▸ Your objective: Reproduce all of the material exactly as shown.

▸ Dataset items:
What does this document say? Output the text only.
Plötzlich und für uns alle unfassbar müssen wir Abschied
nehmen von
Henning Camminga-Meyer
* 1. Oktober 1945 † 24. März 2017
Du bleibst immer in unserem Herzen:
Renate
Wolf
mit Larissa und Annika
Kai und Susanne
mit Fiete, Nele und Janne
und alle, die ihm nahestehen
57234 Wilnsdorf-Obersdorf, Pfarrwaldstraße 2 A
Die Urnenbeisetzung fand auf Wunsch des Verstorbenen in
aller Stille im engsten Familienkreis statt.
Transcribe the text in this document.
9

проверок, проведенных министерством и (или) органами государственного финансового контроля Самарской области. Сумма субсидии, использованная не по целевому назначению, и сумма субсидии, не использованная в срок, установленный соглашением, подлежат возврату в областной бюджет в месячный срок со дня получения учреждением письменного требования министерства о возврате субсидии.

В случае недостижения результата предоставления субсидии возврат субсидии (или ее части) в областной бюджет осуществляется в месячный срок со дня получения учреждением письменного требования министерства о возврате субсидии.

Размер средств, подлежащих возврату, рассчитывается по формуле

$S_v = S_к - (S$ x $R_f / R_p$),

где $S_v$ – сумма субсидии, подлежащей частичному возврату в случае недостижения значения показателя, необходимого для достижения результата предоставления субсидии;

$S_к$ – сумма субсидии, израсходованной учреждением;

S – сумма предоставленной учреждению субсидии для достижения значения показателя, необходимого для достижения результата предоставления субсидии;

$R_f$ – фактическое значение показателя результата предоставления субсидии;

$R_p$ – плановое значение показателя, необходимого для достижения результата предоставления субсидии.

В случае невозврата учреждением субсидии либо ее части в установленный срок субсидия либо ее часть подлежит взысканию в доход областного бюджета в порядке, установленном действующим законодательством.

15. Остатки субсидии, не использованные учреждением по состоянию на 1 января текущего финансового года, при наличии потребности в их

▸ Result below:
What does this document say? Output the text only.
Plötzlich und für uns alle unfassbar müssen wir Abschied
nehmen von
Henning Camminga-Meyer
* 1. Oktober 1945 † 24. März 2017
Du bleibst immer in unserem Herzen:
Renate
Wolf
mit Larissa und Annika
Kai und Susanne
mit Fiete, Nele und Janne
und alle, die ihm nahestehen
57234 Wilnsdorf-Obersdorf, Pfarrwaldstraße 2 A
Die Urnenbeisetzung fand auf Wunsch des Verstorbenen in
aller Stille im engsten Familienkreis statt.
Transcribe the text in this document.
9

проверок, проведенных министерством и (или) органами государственного финансового контроля Самарской области. Сумма субсидии, использованная не по целевому назначению, и сумма субсидии, не использованная в срок, установленный соглашением, подлежат возврату в областной бюджет в месячный срок со дня получения учреждением письменного требования министерства о возврате субсидии.

В случае недостижения результата предоставления субсидии возврат субсидии (или ее части) в областной бюджет осуществляется в месячный срок со дня получения учреждением письменного требования министерства о возврате субсидии.

Размер средств, подлежащих возврату, рассчитывается по формуле

$S_v = S_к - (S$ x $R_f / R_p$),

где $S_v$ – сумма субсидии, подлежащей частичному возврату в случае недостижения значения показателя, необходимого для достижения результата предоставления субсидии;

$S_к$ – сумма субсидии, израсходованной учреждением;

S – сумма предоставленной учреждению субсидии для достижения значения показателя, необходимого для достижения результата предоставления субсидии;

$R_f$ – фактическое значение показателя результата предоставления субсидии;

$R_p$ – плановое значение показателя, необходимого для достижения результата предоставления субсидии.

В случае невозврата учреждением субсидии либо ее части в установленный срок субсидия либо ее часть подлежит взысканию в доход областного бюджета в порядке, установленном действующим законодательством.

15. Остатки субсидии, не использованные учреждением по состоянию на 1 января текущего финансового года, при наличии потребности в их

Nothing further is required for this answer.